What this task involves - Repeat the material exactly, every line of it.
BEGIN Information given
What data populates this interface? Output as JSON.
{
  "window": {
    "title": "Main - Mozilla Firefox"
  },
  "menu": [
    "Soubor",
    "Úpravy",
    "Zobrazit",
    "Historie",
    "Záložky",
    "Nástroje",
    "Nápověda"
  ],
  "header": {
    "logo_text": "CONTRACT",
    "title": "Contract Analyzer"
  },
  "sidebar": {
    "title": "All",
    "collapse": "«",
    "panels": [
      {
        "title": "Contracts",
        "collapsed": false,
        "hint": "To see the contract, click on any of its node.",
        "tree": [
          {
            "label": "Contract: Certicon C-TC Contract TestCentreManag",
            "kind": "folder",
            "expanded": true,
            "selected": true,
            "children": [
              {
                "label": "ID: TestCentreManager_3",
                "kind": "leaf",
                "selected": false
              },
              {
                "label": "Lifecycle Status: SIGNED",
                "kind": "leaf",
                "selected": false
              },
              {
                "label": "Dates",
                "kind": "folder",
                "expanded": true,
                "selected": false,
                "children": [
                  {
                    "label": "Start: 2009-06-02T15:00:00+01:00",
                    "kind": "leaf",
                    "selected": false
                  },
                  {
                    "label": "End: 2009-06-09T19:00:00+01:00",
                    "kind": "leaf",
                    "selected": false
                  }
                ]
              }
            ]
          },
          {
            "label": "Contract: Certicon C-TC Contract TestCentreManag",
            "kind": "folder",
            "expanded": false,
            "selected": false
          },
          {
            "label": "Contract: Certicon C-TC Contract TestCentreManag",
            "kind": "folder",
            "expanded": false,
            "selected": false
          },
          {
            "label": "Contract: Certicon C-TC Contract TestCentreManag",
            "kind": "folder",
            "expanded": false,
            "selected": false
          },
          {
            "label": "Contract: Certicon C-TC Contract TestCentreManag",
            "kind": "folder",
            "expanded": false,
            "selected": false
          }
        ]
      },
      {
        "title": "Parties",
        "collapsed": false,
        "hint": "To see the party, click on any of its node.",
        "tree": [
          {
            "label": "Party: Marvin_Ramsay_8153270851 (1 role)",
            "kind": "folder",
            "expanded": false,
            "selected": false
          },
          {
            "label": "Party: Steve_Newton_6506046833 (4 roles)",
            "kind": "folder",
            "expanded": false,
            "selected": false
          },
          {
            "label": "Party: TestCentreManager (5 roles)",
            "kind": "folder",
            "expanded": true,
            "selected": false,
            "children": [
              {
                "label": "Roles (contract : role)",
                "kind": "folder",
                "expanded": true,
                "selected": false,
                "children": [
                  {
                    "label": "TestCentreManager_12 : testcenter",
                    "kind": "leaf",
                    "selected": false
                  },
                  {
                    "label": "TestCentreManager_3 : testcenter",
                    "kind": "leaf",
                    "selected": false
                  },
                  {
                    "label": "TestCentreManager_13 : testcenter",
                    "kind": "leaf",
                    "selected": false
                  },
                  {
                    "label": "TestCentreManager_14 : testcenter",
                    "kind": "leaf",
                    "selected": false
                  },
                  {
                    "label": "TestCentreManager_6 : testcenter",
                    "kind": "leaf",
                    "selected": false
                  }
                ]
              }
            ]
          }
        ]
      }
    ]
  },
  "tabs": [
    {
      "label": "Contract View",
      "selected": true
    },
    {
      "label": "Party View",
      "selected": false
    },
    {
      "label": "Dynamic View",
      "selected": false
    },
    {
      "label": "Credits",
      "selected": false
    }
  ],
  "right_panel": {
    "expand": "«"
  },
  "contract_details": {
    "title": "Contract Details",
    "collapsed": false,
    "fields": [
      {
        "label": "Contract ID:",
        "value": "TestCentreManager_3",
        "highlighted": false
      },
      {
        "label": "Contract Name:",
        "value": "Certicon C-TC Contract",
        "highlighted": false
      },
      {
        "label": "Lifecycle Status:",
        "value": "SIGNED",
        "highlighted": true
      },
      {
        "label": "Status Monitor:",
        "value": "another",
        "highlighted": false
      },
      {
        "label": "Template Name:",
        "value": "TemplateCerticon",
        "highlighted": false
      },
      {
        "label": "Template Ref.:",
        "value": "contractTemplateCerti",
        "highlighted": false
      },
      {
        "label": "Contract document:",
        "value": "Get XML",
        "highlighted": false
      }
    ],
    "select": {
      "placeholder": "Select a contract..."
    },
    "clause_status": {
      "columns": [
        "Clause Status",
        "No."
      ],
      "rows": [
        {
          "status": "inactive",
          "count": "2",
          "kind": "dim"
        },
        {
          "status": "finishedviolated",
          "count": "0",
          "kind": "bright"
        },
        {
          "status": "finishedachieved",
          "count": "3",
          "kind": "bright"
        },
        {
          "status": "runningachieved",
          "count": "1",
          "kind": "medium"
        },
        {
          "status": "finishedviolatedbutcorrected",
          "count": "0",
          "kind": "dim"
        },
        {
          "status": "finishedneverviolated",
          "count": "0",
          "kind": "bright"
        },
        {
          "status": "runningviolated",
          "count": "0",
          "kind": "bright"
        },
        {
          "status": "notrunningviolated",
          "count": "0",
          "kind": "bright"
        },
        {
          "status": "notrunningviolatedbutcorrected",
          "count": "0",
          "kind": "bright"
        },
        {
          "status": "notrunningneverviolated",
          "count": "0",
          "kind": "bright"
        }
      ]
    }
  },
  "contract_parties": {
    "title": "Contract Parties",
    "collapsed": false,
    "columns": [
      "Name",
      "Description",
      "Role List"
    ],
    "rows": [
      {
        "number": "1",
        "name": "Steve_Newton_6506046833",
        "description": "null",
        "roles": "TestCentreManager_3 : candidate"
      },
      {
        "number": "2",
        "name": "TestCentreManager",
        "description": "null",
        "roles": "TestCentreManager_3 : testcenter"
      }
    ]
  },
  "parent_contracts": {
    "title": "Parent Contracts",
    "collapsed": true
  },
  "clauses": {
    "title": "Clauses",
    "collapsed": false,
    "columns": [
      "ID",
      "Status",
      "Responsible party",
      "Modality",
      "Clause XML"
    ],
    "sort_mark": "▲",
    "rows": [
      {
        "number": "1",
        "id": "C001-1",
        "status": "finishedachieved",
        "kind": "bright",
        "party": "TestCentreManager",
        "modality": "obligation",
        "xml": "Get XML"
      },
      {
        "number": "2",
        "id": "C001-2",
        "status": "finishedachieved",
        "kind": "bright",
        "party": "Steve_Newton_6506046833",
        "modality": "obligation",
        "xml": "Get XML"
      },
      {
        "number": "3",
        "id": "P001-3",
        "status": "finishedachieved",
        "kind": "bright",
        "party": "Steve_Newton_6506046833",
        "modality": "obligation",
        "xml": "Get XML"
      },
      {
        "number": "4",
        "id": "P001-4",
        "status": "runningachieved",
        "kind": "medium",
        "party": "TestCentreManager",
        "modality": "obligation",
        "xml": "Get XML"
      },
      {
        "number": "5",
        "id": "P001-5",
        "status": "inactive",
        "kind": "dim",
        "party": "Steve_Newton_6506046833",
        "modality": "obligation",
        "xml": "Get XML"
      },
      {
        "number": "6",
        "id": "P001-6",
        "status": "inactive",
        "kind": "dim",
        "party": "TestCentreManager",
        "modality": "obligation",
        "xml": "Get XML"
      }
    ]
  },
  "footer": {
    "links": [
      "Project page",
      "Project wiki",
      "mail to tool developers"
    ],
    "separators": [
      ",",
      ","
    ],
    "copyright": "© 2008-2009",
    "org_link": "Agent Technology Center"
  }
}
END Information given
Answer for this exercise -
What data populates this interface? Output as JSON.
{
  "window": {
    "title": "Main - Mozilla Firefox"
  },
  "menu": [
    "Soubor",
    "Úpravy",
    "Zobrazit",
    "Historie",
    "Záložky",
    "Nástroje",
    "Nápověda"
  ],
  "header": {
    "logo_text": "CONTRACT",
    "title": "Contract Analyzer"
  },
  "sidebar": {
    "title": "All",
    "collapse": "«",
    "panels": [
      {
        "title": "Contracts",
        "collapsed": false,
        "hint": "To see the contract, click on any of its node.",
        "tree": [
          {
            "label": "Contract: Certicon C-TC Contract TestCentreManag",
            "kind": "folder",
            "expanded": true,
            "selected": true,
            "children": [
              {
                "label": "ID: TestCentreManager_3",
                "kind": "leaf",
                "selected": false
              },
              {
                "label": "Lifecycle Status: SIGNED",
                "kind": "leaf",
                "selected": false
              },
              {
                "label": "Dates",
                "kind": "folder",
                "expanded": true,
                "selected": false,
                "children": [
                  {
                    "label": "Start: 2009-06-02T15:00:00+01:00",
                    "kind": "leaf",
                    "selected": false
                  },
                  {
                    "label": "End: 2009-06-09T19:00:00+01:00",
                    "kind": "leaf",
                    "selected": false
                  }
                ]
              }
            ]
          },
          {
            "label": "Contract: Certicon C-TC Contract TestCentreManag",
            "kind": "folder",
            "expanded": false,
            "selected": false
          },
          {
            "label": "Contract: Certicon C-TC Contract TestCentreManag",
            "kind": "folder",
            "expanded": false,
            "selected": false
          },
          {
            "label": "Contract: Certicon C-TC Contract TestCentreManag",
            "kind": "folder",
            "expanded": false,
            "selected": false
          },
          {
            "label": "Contract: Certicon C-TC Contract TestCentreManag",
            "kind": "folder",
            "expanded": false,
            "selected": false
          }
        ]
      },
      {
        "title": "Parties",
        "collapsed": false,
        "hint": "To see the party, click on any of its node.",
        "tree": [
          {
            "label": "Party: Marvin_Ramsay_8153270851 (1 role)",
            "kind": "folder",
            "expanded": false,
            "selected": false
          },
          {
            "label": "Party: Steve_Newton_6506046833 (4 roles)",
            "kind": "folder",
            "expanded": false,
            "selected": false
          },
          {
            "label": "Party: TestCentreManager (5 roles)",
            "kind": "folder",
            "expanded": true,
            "selected": false,
            "children": [
              {
                "label": "Roles (contract : role)",
                "kind": "folder",
                "expanded": true,
                "selected": false,
                "children": [
                  {
                    "label": "TestCentreManager_12 : testcenter",
                    "kind": "leaf",
                    "selected": false
                  },
                  {
                    "label": "TestCentreManager_3 : testcenter",
                    "kind": "leaf",
                    "selected": false
                  },
                  {
                    "label": "TestCentreManager_13 : testcenter",
                    "kind": "leaf",
                    "selected": false
                  },
                  {
                    "label": "TestCentreManager_14 : testcenter",
                    "kind": "leaf",
                    "selected": false
                  },
                  {
                    "label": "TestCentreManager_6 : testcenter",
                    "kind": "leaf",
                    "selected": false
                  }
                ]
              }
            ]
          }
        ]
      }
    ]
  },
  "tabs": [
    {
      "label": "Contract View",
      "selected": true
    },
    {
      "label": "Party View",
      "selected": false
    },
    {
      "label": "Dynamic View",
      "selected": false
    },
    {
      "label": "Credits",
      "selected": false
    }
  ],
  "right_panel": {
    "expand": "«"
  },
  "contract_details": {
    "title": "Contract Details",
    "collapsed": false,
    "fields": [
      {
        "label": "Contract ID:",
        "value": "TestCentreManager_3",
        "highlighted": false
      },
      {
        "label": "Contract Name:",
        "value": "Certicon C-TC Contract",
        "highlighted": false
      },
      {
        "label": "Lifecycle Status:",
        "value": "SIGNED",
        "highlighted": true
      },
      {
        "label": "Status Monitor:",
        "value": "another",
        "highlighted": false
      },
      {
        "label": "Template Name:",
        "value": "TemplateCerticon",
        "highlighted": false
      },
      {
        "label": "Template Ref.:",
        "value": "contractTemplateCerti",
        "highlighted": false
      },
      {
        "label": "Contract document:",
        "value": "Get XML",
        "highlighted": false
      }
    ],
    "select": {
      "placeholder": "Select a contract..."
    },
    "clause_status": {
      "columns": [
        "Clause Status",
        "No."
      ],
      "rows": [
        {
          "status": "inactive",
          "count": "2",
          "kind": "dim"
        },
        {
          "status": "finishedviolated",
          "count": "0",
          "kind": "bright"
        },
        {
          "status": "finishedachieved",
          "count": "3",
          "kind": "bright"
        },
        {
          "status": "runningachieved",
          "count": "1",
          "kind": "medium"
        },
        {
          "status": "finishedviolatedbutcorrected",
          "count": "0",
          "kind": "dim"
        },
        {
          "status": "finishedneverviolated",
          "count": "0",
          "kind": "bright"
        },
        {
          "status": "runningviolated",
          "count": "0",
          "kind": "bright"
        },
        {
          "status": "notrunningviolated",
          "count": "0",
          "kind": "bright"
        },
        {
          "status": "notrunningviolatedbutcorrected",
          "count": "0",
          "kind": "bright"
        },
        {
          "status": "notrunningneverviolated",
          "count": "0",
          "kind": "bright"
        }
      ]
    }
  },
  "contract_parties": {
    "title": "Contract Parties",
    "collapsed": false,
    "columns": [
      "Name",
      "Description",
      "Role List"
    ],
    "rows": [
      {
        "number": "1",
        "name": "Steve_Newton_6506046833",
        "description": "null",
        "roles": "TestCentreManager_3 : candidate"
      },
      {
        "number": "2",
        "name": "TestCentreManager",
        "description": "null",
        "roles": "TestCentreManager_3 : testcenter"
      }
    ]
  },
  "parent_contracts": {
    "title": "Parent Contracts",
    "collapsed": true
  },
  "clauses": {
    "title": "Clauses",
    "collapsed": false,
    "columns": [
      "ID",
      "Status",
      "Responsible party",
      "Modality",
      "Clause XML"
    ],
    "sort_mark": "▲",
    "rows": [
      {
        "number": "1",
        "id": "C001-1",
        "status": "finishedachieved",
        "kind": "bright",
        "party": "TestCentreManager",
        "modality": "obligation",
        "xml": "Get XML"
      },
      {
        "number": "2",
        "id": "C001-2",
        "status": "finishedachieved",
        "kind": "bright",
        "party": "Steve_Newton_6506046833",
        "modality": "obligation",
        "xml": "Get XML"
      },
      {
        "number": "3",
        "id": "P001-3",
        "status": "finishedachieved",
        "kind": "bright",
        "party": "Steve_Newton_6506046833",
        "modality": "obligation",
        "xml": "Get XML"
      },
      {
        "number": "4",
        "id": "P001-4",
        "status": "runningachieved",
        "kind": "medium",
        "party": "TestCentreManager",
        "modality": "obligation",
        "xml": "Get XML"
      },
      {
        "number": "5",
        "id": "P001-5",
        "status": "inactive",
        "kind": "dim",
        "party": "Steve_Newton_6506046833",
        "modality": "obligation",
        "xml": "Get XML"
      },
      {
        "number": "6",
        "id": "P001-6",
        "status": "inactive",
        "kind": "dim",
        "party": "TestCentreManager",
        "modality": "obligation",
        "xml": "Get XML"
      }
    ]
  },
  "footer": {
    "links": [
      "Project page",
      "Project wiki",
      "mail to tool developers"
    ],
    "separators": [
      ",",
      ","
    ],
    "copyright": "© 2008-2009",
    "org_link": "Agent Technology Center"
  }
}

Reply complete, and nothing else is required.